Brief - Reproduce the material exactly, omitting nothing.

Data items:
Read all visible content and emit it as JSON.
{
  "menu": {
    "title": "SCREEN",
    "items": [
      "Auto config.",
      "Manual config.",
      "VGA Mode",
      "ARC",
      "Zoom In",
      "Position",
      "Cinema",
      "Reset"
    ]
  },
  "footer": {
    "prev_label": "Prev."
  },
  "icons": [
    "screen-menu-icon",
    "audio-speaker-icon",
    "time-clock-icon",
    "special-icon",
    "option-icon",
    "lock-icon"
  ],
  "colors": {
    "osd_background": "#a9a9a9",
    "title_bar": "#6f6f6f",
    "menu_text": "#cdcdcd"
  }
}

Answer to this task -
Read all visible content and emit it as JSON.
{
  "menu": {
    "title": "SCREEN",
    "items": [
      "Auto config.",
      "Manual config.",
      "VGA Mode",
      "ARC",
      "Zoom In",
      "Position",
      "Cinema",
      "Reset"
    ]
  },
  "footer": {
    "prev_label": "Prev."
  },
  "icons": [
    "screen-menu-icon",
    "audio-speaker-icon",
    "time-clock-icon",
    "special-icon",
    "option-icon",
    "lock-icon"
  ],
  "colors": {
    "osd_background": "#a9a9a9",
    "title_bar": "#6f6f6f",
    "menu_text": "#cdcdcd"
  }
}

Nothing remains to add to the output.